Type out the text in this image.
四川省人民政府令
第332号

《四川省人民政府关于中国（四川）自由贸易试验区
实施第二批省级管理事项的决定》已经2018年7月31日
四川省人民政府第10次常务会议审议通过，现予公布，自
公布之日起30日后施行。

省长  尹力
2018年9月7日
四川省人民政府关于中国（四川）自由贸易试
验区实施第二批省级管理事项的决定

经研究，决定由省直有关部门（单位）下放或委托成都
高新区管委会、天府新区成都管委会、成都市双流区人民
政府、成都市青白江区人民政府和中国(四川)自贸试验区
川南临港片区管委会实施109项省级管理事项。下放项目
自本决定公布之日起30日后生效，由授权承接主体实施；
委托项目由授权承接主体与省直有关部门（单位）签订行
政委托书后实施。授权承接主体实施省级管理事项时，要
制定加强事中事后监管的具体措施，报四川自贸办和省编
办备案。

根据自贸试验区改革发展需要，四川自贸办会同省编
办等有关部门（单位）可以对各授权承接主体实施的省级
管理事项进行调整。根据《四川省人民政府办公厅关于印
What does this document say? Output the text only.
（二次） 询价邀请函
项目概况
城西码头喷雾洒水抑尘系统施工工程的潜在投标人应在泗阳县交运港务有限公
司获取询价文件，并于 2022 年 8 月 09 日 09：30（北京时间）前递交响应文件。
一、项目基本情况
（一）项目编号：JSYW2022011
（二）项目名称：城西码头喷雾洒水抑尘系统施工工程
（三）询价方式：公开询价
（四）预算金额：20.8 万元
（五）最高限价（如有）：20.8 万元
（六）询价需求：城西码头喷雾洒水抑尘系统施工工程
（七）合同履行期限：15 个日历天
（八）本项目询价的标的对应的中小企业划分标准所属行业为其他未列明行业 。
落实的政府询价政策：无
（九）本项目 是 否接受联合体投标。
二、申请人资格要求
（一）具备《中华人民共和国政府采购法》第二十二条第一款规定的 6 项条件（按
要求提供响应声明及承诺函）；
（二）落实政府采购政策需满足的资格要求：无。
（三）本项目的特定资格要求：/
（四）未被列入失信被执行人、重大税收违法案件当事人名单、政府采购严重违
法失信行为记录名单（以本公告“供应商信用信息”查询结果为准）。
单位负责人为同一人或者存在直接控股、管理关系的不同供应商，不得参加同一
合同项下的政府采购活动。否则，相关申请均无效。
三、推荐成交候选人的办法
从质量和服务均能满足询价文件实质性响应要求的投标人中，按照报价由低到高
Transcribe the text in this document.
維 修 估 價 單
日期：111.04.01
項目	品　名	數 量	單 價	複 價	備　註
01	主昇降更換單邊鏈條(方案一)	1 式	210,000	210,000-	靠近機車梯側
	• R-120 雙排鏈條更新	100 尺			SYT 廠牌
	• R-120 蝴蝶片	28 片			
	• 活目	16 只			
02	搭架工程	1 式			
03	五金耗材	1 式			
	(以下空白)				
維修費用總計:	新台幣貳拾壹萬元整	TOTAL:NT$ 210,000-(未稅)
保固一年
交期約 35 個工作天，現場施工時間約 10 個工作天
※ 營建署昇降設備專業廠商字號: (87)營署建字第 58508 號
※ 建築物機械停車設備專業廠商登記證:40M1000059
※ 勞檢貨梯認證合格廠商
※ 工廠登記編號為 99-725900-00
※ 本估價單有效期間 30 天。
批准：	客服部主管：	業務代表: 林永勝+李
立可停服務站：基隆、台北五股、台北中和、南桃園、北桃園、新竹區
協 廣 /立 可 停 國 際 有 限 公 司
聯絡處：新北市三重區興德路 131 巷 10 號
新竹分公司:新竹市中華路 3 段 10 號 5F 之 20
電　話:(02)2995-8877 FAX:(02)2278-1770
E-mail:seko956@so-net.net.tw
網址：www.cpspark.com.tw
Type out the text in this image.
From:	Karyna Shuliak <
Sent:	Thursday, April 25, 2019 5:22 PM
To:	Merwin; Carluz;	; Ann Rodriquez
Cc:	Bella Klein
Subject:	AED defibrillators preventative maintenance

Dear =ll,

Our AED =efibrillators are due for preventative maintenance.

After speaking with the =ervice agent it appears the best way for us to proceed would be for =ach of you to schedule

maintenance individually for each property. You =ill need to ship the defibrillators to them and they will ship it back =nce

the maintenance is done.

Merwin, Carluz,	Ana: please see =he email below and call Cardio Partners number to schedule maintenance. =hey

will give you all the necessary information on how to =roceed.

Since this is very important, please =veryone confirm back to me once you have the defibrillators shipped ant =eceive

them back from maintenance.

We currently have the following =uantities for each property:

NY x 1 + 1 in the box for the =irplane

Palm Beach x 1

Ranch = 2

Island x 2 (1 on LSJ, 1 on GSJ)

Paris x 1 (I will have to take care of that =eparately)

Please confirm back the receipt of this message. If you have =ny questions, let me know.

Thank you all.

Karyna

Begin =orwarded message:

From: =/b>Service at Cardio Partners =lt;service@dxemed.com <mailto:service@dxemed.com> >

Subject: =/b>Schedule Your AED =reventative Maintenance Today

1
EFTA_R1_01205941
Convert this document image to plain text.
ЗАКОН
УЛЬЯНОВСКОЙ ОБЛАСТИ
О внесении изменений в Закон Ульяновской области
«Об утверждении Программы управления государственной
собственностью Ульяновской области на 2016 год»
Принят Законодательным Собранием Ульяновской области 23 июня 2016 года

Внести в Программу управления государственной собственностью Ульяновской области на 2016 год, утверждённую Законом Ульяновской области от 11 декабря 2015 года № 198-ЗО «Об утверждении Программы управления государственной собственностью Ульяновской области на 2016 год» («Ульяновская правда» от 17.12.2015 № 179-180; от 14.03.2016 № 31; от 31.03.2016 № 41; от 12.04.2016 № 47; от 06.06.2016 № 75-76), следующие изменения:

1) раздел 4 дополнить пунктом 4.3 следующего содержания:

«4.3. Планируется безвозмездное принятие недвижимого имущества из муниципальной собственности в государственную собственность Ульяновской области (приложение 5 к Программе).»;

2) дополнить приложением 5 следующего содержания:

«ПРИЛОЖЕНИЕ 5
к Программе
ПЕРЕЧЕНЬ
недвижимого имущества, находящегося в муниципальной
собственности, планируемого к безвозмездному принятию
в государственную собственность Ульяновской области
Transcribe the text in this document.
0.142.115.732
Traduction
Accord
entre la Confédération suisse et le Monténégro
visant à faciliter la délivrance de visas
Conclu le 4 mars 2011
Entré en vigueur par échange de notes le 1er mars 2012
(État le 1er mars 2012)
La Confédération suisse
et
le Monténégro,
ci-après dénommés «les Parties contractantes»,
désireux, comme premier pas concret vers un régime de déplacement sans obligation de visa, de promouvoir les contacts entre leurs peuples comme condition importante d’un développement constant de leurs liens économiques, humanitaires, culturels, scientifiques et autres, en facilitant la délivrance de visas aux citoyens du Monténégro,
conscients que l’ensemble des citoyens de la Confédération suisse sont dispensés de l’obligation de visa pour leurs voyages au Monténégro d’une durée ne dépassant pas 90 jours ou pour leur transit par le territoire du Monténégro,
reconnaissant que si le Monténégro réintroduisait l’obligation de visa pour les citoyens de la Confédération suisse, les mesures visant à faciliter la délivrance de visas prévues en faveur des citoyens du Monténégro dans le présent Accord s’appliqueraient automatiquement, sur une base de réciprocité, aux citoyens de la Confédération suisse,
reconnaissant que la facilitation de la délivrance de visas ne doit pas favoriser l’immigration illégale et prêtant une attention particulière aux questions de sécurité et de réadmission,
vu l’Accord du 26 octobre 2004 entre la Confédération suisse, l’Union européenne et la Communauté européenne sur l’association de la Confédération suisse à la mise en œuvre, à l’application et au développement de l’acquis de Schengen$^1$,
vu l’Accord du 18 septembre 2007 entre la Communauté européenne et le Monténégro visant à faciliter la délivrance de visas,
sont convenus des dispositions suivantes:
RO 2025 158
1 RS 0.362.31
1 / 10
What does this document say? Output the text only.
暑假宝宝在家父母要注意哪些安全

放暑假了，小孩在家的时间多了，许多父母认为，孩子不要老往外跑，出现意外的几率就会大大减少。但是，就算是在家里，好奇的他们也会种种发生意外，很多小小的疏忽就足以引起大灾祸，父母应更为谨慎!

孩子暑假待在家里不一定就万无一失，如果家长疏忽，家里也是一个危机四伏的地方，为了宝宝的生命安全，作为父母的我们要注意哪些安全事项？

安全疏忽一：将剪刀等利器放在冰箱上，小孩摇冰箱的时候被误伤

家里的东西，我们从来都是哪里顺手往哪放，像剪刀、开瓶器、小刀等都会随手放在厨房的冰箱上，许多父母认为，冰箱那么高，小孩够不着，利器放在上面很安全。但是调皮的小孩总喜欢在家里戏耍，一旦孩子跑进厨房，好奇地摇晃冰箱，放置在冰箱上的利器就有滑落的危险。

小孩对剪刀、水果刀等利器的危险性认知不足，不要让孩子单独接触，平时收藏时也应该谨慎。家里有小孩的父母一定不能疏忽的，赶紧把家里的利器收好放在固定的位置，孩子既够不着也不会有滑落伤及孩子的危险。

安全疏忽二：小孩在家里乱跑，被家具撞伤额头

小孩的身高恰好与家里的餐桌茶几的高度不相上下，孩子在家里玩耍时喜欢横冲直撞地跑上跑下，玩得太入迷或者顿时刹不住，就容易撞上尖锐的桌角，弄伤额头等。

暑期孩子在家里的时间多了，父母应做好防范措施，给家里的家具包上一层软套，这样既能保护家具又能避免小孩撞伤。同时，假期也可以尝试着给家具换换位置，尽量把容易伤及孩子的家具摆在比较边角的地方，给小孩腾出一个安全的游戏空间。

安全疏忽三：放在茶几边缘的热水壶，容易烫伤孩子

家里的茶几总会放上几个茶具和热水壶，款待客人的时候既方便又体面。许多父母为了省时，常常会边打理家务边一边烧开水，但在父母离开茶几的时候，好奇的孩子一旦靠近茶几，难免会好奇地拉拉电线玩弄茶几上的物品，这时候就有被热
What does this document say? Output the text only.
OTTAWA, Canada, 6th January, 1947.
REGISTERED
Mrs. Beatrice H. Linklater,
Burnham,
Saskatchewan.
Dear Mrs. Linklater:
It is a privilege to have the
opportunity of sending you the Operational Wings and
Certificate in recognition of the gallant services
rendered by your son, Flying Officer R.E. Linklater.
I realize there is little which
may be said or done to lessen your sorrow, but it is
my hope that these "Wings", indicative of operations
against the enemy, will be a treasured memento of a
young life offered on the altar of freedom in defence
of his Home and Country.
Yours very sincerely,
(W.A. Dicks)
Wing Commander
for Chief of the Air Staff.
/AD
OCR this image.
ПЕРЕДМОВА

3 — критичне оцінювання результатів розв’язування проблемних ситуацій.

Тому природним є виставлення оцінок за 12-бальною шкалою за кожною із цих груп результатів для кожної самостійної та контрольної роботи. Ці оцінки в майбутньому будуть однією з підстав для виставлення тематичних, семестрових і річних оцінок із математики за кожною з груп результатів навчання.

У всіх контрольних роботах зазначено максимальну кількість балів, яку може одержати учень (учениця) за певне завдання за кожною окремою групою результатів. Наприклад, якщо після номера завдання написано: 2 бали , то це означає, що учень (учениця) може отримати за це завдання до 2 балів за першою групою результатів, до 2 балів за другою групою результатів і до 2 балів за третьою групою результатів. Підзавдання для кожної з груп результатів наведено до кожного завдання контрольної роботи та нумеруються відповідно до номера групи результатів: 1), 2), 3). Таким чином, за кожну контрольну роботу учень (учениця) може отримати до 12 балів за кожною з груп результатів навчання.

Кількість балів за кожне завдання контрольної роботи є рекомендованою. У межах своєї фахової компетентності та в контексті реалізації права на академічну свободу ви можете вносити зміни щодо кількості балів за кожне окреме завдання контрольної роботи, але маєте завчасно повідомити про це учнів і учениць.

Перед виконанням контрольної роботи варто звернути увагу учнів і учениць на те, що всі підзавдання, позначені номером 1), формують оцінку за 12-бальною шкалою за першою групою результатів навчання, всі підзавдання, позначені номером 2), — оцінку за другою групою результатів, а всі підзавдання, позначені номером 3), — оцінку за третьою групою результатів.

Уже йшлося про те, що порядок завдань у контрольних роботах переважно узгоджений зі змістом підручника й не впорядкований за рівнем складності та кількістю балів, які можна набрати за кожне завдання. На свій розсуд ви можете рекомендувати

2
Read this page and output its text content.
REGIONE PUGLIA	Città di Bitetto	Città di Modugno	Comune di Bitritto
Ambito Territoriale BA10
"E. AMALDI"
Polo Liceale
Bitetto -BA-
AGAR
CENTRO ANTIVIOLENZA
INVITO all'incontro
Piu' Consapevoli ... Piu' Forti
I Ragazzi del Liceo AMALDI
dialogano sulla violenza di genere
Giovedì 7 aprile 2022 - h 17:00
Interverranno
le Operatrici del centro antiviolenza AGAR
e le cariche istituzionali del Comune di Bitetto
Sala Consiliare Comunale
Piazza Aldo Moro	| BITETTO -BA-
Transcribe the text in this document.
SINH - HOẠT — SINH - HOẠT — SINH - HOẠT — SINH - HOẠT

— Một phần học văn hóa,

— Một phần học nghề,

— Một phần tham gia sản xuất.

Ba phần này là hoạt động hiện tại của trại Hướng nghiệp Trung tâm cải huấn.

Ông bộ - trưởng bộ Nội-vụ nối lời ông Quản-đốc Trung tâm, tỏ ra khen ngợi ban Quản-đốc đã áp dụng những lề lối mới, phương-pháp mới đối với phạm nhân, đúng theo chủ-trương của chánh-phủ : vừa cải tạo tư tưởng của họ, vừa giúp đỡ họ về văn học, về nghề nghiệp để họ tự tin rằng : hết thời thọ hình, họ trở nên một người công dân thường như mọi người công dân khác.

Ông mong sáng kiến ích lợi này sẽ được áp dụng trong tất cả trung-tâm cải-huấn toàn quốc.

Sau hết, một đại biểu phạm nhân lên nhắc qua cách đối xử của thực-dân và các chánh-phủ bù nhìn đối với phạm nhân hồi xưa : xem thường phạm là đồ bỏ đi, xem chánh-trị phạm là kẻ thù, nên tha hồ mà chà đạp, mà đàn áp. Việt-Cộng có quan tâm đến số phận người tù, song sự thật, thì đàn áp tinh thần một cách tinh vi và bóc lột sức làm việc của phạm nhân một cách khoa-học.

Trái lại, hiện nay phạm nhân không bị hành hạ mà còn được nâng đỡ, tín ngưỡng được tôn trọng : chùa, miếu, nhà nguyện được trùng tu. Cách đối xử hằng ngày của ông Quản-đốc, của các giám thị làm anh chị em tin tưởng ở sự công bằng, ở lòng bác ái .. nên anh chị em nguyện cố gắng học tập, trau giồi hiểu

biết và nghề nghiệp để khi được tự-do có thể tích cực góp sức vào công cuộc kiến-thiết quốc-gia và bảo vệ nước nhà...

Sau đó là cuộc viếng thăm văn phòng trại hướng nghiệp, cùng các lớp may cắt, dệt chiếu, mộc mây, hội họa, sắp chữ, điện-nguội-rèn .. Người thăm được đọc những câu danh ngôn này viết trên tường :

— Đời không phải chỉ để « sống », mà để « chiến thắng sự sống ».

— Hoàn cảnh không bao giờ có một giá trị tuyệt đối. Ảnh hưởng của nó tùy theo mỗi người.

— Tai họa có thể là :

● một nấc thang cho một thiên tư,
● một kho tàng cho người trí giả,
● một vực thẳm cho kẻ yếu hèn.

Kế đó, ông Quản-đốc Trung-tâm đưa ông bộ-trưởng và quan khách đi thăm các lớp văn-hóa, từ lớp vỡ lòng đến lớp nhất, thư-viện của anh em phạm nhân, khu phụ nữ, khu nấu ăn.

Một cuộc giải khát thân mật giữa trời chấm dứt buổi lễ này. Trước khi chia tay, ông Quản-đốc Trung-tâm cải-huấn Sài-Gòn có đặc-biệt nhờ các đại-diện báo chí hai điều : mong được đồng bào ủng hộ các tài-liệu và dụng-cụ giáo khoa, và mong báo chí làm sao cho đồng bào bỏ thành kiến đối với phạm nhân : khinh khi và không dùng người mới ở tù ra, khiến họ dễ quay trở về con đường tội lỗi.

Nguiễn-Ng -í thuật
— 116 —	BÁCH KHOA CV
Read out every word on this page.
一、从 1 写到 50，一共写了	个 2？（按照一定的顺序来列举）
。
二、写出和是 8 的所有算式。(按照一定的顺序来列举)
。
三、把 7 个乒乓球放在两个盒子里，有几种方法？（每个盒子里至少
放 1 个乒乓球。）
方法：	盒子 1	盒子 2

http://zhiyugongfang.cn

_Direction_:
Collect each line of the entries that has the word "européenne", copying it in full.

_Written response_:
vu l’Accord du 26 octobre 2004 entre la Confédération suisse, l’Union européenne et la Communauté européenne sur l’association de la Confédération suisse à la mise en œuvre, à l’application et au développement de l’acquis de Schengen$^1$,
vu l’Accord du 18 septembre 2007 entre la Communauté européenne et le Monténégro visant à faciliter la délivrance de visas,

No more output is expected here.